■ Set exercise: Skip the pictures and quote all of the lines exactly.

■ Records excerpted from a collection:
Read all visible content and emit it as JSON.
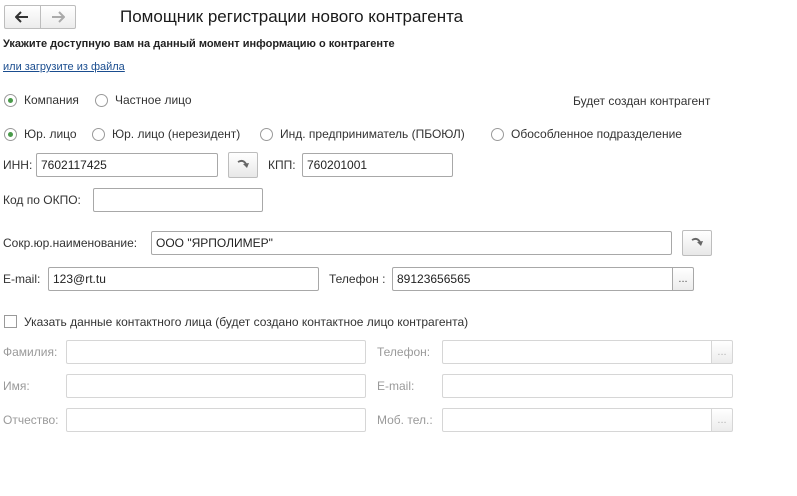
{
  "header": {
    "title": "Помощник регистрации нового контрагента"
  },
  "intro": {
    "instruction": "Укажите доступную вам на данный момент информацию о контрагенте",
    "load_link": "или загрузите из файла"
  },
  "entity_kind": {
    "options": [
      "Компания",
      "Частное лицо"
    ],
    "selected": 0,
    "info": "Будет создан контрагент"
  },
  "legal_form": {
    "options": [
      "Юр. лицо",
      "Юр. лицо (нерезидент)",
      "Инд. предприниматель (ПБОЮЛ)",
      "Обособленное подразделение"
    ],
    "selected": 0
  },
  "requisites": {
    "inn_label": "ИНН:",
    "inn_value": "7602117425",
    "kpp_label": "КПП:",
    "kpp_value": "760201001",
    "okpo_label": "Код по ОКПО:",
    "okpo_value": "",
    "short_name_label": "Сокр.юр.наименование:",
    "short_name_value": "ООО \"ЯРПОЛИМЕР\"",
    "email_label": "E-mail:",
    "email_value": "123@rt.tu",
    "phone_label": "Телефон :",
    "phone_value": "89123656565"
  },
  "contact": {
    "checkbox_label": "Указать данные контактного лица (будет создано контактное лицо контрагента)",
    "checked": false,
    "surname_label": "Фамилия:",
    "name_label": "Имя:",
    "patronymic_label": "Отчество:",
    "phone_label": "Телефон:",
    "email_label": "E-mail:",
    "mobile_label": "Моб. тел.:",
    "surname_value": "",
    "name_value": "",
    "patronymic_value": "",
    "phone_value": "",
    "email_value": "",
    "mobile_value": ""
  },
  "buttons": {
    "ellipsis": "..."
  },
  "colors": {
    "radio_selected": "#4a9a4a",
    "link": "#1a4d8f",
    "disabled_text": "#9a9a9a"
  }
}
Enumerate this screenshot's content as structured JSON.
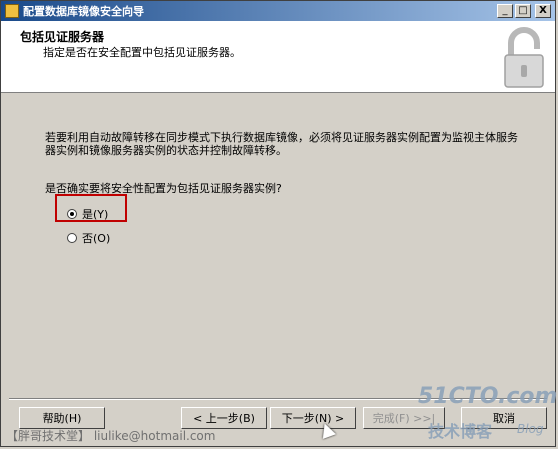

■ Final result:
Read all visible content and emit it as JSON.
{
  "header": {
    "title": "Помощник регистрации нового контрагента"
  },
  "intro": {
    "instruction": "Укажите доступную вам на данный момент информацию о контрагенте",
    "load_link": "или загрузите из файла"
  },
  "entity_kind": {
    "options": [
      "Компания",
      "Частное лицо"
    ],
    "selected": 0,
    "info": "Будет создан контрагент"
  },
  "legal_form": {
    "options": [
      "Юр. лицо",
      "Юр. лицо (нерезидент)",
      "Инд. предприниматель (ПБОЮЛ)",
      "Обособленное подразделение"
    ],
    "selected": 0
  },
  "requisites": {
    "inn_label": "ИНН:",
    "inn_value": "7602117425",
    "kpp_label": "КПП:",
    "kpp_value": "760201001",
    "okpo_label": "Код по ОКПО:",
    "okpo_value": "",
    "short_name_label": "Сокр.юр.наименование:",
    "short_name_value": "ООО \"ЯРПОЛИМЕР\"",
    "email_label": "E-mail:",
    "email_value": "123@rt.tu",
    "phone_label": "Телефон :",
    "phone_value": "89123656565"
  },
  "contact": {
    "checkbox_label": "Указать данные контактного лица (будет создано контактное лицо контрагента)",
    "checked": false,
    "surname_label": "Фамилия:",
    "name_label": "Имя:",
    "patronymic_label": "Отчество:",
    "phone_label": "Телефон:",
    "email_label": "E-mail:",
    "mobile_label": "Моб. тел.:",
    "surname_value": "",
    "name_value": "",
    "patronymic_value": "",
    "phone_value": "",
    "email_value": "",
    "mobile_value": ""
  },
  "buttons": {
    "ellipsis": "..."
  },
  "colors": {
    "radio_selected": "#4a9a4a",
    "link": "#1a4d8f",
    "disabled_text": "#9a9a9a"
  }
}
Enumerate this screenshot's content as structured JSON.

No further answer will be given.